→ **Set problem**
Reproduce each of the rows below word for word, keeping their order.

***

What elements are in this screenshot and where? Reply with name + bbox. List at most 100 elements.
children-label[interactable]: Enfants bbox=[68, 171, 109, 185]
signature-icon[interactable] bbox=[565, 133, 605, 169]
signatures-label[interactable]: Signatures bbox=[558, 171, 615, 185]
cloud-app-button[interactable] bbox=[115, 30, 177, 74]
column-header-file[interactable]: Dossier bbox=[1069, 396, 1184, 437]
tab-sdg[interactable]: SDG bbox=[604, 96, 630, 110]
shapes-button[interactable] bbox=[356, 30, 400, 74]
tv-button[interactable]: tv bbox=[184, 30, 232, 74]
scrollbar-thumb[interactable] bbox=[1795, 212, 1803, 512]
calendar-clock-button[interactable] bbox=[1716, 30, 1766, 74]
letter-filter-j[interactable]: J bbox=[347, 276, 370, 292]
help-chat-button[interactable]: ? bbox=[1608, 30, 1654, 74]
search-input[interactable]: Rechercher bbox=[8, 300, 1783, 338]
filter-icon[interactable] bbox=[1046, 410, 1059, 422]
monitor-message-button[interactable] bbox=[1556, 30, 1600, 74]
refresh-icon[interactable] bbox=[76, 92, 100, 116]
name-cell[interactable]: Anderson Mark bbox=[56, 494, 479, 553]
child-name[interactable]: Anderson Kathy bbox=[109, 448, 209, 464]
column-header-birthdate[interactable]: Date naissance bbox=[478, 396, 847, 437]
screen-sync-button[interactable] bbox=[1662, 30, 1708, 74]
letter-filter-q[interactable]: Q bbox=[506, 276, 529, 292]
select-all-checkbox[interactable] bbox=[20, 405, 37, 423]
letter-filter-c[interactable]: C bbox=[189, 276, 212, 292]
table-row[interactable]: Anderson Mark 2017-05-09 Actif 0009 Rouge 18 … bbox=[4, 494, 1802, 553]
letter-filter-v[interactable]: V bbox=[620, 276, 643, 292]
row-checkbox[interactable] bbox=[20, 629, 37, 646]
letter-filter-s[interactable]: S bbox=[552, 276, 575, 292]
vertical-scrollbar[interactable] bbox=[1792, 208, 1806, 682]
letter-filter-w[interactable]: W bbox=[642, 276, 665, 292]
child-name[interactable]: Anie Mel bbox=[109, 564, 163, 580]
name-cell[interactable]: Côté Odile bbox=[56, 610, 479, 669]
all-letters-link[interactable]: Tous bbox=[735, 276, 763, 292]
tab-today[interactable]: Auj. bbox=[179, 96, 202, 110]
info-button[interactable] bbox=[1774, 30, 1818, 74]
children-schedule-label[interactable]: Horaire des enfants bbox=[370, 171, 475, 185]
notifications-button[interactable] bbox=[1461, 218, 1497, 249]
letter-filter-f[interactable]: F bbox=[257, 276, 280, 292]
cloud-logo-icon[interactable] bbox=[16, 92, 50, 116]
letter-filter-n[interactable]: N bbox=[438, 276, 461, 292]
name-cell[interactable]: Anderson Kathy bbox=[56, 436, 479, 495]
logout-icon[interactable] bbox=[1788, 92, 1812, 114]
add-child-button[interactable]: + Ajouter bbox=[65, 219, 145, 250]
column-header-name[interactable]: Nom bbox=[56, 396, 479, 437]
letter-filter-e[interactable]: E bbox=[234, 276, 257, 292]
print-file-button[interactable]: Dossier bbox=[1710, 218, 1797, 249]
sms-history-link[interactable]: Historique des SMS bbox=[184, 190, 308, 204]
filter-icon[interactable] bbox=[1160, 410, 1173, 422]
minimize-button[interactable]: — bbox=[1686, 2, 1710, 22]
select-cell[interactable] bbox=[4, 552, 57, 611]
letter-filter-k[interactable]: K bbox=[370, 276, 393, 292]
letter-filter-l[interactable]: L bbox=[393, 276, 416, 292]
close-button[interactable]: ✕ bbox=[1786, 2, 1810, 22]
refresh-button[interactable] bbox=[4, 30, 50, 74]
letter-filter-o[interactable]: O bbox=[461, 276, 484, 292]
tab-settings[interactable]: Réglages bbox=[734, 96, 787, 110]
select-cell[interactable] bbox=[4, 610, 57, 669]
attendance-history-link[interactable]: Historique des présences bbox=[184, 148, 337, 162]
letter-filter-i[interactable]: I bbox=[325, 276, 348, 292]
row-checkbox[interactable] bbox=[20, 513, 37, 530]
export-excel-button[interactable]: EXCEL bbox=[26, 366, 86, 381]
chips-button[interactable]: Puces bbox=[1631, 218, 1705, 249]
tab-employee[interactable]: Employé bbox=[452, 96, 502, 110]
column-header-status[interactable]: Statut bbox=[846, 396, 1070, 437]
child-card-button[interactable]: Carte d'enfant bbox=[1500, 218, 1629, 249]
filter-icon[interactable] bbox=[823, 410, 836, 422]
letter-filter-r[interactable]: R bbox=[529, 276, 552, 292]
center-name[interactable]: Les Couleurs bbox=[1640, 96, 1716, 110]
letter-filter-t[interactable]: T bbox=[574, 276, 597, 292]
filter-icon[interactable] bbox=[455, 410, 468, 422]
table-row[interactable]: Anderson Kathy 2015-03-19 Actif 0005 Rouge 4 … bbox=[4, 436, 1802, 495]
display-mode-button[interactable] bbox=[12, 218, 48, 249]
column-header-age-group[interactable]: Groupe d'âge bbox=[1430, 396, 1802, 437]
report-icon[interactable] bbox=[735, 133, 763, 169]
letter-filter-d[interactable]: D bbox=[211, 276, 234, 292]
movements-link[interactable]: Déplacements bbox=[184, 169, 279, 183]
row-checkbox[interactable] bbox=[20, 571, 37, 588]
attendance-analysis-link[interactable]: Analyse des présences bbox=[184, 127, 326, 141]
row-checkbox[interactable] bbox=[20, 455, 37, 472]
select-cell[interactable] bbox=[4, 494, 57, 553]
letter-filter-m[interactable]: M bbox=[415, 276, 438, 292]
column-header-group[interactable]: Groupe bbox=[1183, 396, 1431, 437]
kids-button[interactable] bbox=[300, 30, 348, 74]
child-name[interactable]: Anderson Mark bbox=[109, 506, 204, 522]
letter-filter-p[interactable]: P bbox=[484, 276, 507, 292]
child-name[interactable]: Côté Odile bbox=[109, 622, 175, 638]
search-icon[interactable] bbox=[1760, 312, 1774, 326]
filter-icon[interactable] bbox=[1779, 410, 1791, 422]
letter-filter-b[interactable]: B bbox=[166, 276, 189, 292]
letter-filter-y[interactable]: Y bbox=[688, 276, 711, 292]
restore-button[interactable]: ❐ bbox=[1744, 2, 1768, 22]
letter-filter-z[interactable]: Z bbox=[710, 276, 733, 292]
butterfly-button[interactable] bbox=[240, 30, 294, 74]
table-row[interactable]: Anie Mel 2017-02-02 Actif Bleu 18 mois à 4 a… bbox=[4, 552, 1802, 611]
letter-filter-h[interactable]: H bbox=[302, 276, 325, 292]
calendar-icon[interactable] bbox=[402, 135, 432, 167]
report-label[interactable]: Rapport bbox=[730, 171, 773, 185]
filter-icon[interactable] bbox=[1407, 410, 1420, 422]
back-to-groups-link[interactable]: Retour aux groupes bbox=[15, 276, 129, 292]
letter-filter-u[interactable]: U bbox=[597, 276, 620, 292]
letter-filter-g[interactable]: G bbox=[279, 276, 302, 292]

***

→ **Result**
What elements are in this screenshot and where? Reply with name + bbox. List at most 100 elements.
children-label[interactable]: Enfants bbox=[68, 171, 109, 185]
signature-icon[interactable] bbox=[565, 133, 605, 169]
signatures-label[interactable]: Signatures bbox=[558, 171, 615, 185]
cloud-app-button[interactable] bbox=[115, 30, 177, 74]
column-header-file[interactable]: Dossier bbox=[1069, 396, 1184, 437]
tab-sdg[interactable]: SDG bbox=[604, 96, 630, 110]
shapes-button[interactable] bbox=[356, 30, 400, 74]
tv-button[interactable]: tv bbox=[184, 30, 232, 74]
scrollbar-thumb[interactable] bbox=[1795, 212, 1803, 512]
calendar-clock-button[interactable] bbox=[1716, 30, 1766, 74]
letter-filter-j[interactable]: J bbox=[347, 276, 370, 292]
help-chat-button[interactable]: ? bbox=[1608, 30, 1654, 74]
search-input[interactable]: Rechercher bbox=[8, 300, 1783, 338]
filter-icon[interactable] bbox=[1046, 410, 1059, 422]
monitor-message-button[interactable] bbox=[1556, 30, 1600, 74]
refresh-icon[interactable] bbox=[76, 92, 100, 116]
name-cell[interactable]: Anderson Mark bbox=[56, 494, 479, 553]
child-name[interactable]: Anderson Kathy bbox=[109, 448, 209, 464]
column-header-birthdate[interactable]: Date naissance bbox=[478, 396, 847, 437]
screen-sync-button[interactable] bbox=[1662, 30, 1708, 74]
letter-filter-q[interactable]: Q bbox=[506, 276, 529, 292]
select-all-checkbox[interactable] bbox=[20, 405, 37, 423]
letter-filter-c[interactable]: C bbox=[189, 276, 212, 292]
table-row[interactable]: Anderson Mark 2017-05-09 Actif 0009 Rouge 18 … bbox=[4, 494, 1802, 553]
letter-filter-v[interactable]: V bbox=[620, 276, 643, 292]
row-checkbox[interactable] bbox=[20, 629, 37, 646]
letter-filter-s[interactable]: S bbox=[552, 276, 575, 292]
vertical-scrollbar[interactable] bbox=[1792, 208, 1806, 682]
letter-filter-w[interactable]: W bbox=[642, 276, 665, 292]
child-name[interactable]: Anie Mel bbox=[109, 564, 163, 580]
name-cell[interactable]: Côté Odile bbox=[56, 610, 479, 669]
all-letters-link[interactable]: Tous bbox=[735, 276, 763, 292]
tab-today[interactable]: Auj. bbox=[179, 96, 202, 110]
info-button[interactable] bbox=[1774, 30, 1818, 74]
children-schedule-label[interactable]: Horaire des enfants bbox=[370, 171, 475, 185]
notifications-button[interactable] bbox=[1461, 218, 1497, 249]
letter-filter-f[interactable]: F bbox=[257, 276, 280, 292]
cloud-logo-icon[interactable] bbox=[16, 92, 50, 116]
letter-filter-n[interactable]: N bbox=[438, 276, 461, 292]
name-cell[interactable]: Anderson Kathy bbox=[56, 436, 479, 495]
logout-icon[interactable] bbox=[1788, 92, 1812, 114]
add-child-button[interactable]: + Ajouter bbox=[65, 219, 145, 250]
column-header-name[interactable]: Nom bbox=[56, 396, 479, 437]
letter-filter-e[interactable]: E bbox=[234, 276, 257, 292]
print-file-button[interactable]: Dossier bbox=[1710, 218, 1797, 249]
sms-history-link[interactable]: Historique des SMS bbox=[184, 190, 308, 204]
filter-icon[interactable] bbox=[1160, 410, 1173, 422]
minimize-button[interactable]: — bbox=[1686, 2, 1710, 22]
select-cell[interactable] bbox=[4, 552, 57, 611]
letter-filter-k[interactable]: K bbox=[370, 276, 393, 292]
letter-filter-l[interactable]: L bbox=[393, 276, 416, 292]
close-button[interactable]: ✕ bbox=[1786, 2, 1810, 22]
refresh-button[interactable] bbox=[4, 30, 50, 74]
letter-filter-o[interactable]: O bbox=[461, 276, 484, 292]
tab-settings[interactable]: Réglages bbox=[734, 96, 787, 110]
select-cell[interactable] bbox=[4, 610, 57, 669]
attendance-history-link[interactable]: Historique des présences bbox=[184, 148, 337, 162]
letter-filter-i[interactable]: I bbox=[325, 276, 348, 292]
row-checkbox[interactable] bbox=[20, 513, 37, 530]
export-excel-button[interactable]: EXCEL bbox=[26, 366, 86, 381]
chips-button[interactable]: Puces bbox=[1631, 218, 1705, 249]
tab-employee[interactable]: Employé bbox=[452, 96, 502, 110]
column-header-status[interactable]: Statut bbox=[846, 396, 1070, 437]
child-card-button[interactable]: Carte d'enfant bbox=[1500, 218, 1629, 249]
filter-icon[interactable] bbox=[823, 410, 836, 422]
letter-filter-r[interactable]: R bbox=[529, 276, 552, 292]
center-name[interactable]: Les Couleurs bbox=[1640, 96, 1716, 110]
letter-filter-t[interactable]: T bbox=[574, 276, 597, 292]
filter-icon[interactable] bbox=[455, 410, 468, 422]
table-row[interactable]: Anderson Kathy 2015-03-19 Actif 0005 Rouge 4 … bbox=[4, 436, 1802, 495]
display-mode-button[interactable] bbox=[12, 218, 48, 249]
column-header-age-group[interactable]: Groupe d'âge bbox=[1430, 396, 1802, 437]
report-icon[interactable] bbox=[735, 133, 763, 169]
letter-filter-d[interactable]: D bbox=[211, 276, 234, 292]
movements-link[interactable]: Déplacements bbox=[184, 169, 279, 183]
row-checkbox[interactable] bbox=[20, 571, 37, 588]
attendance-analysis-link[interactable]: Analyse des présences bbox=[184, 127, 326, 141]
row-checkbox[interactable] bbox=[20, 455, 37, 472]
select-cell[interactable] bbox=[4, 494, 57, 553]
letter-filter-m[interactable]: M bbox=[415, 276, 438, 292]
column-header-group[interactable]: Groupe bbox=[1183, 396, 1431, 437]
kids-button[interactable] bbox=[300, 30, 348, 74]
child-name[interactable]: Anderson Mark bbox=[109, 506, 204, 522]
letter-filter-p[interactable]: P bbox=[484, 276, 507, 292]
child-name[interactable]: Côté Odile bbox=[109, 622, 175, 638]
search-icon[interactable] bbox=[1760, 312, 1774, 326]
filter-icon[interactable] bbox=[1779, 410, 1791, 422]
letter-filter-b[interactable]: B bbox=[166, 276, 189, 292]
letter-filter-y[interactable]: Y bbox=[688, 276, 711, 292]
restore-button[interactable]: ❐ bbox=[1744, 2, 1768, 22]
letter-filter-z[interactable]: Z bbox=[710, 276, 733, 292]
butterfly-button[interactable] bbox=[240, 30, 294, 74]
table-row[interactable]: Anie Mel 2017-02-02 Actif Bleu 18 mois à 4 a… bbox=[4, 552, 1802, 611]
letter-filter-h[interactable]: H bbox=[302, 276, 325, 292]
calendar-icon[interactable] bbox=[402, 135, 432, 167]
report-label[interactable]: Rapport bbox=[730, 171, 773, 185]
filter-icon[interactable] bbox=[1407, 410, 1420, 422]
back-to-groups-link[interactable]: Retour aux groupes bbox=[15, 276, 129, 292]
letter-filter-u[interactable]: U bbox=[597, 276, 620, 292]
letter-filter-g[interactable]: G bbox=[279, 276, 302, 292]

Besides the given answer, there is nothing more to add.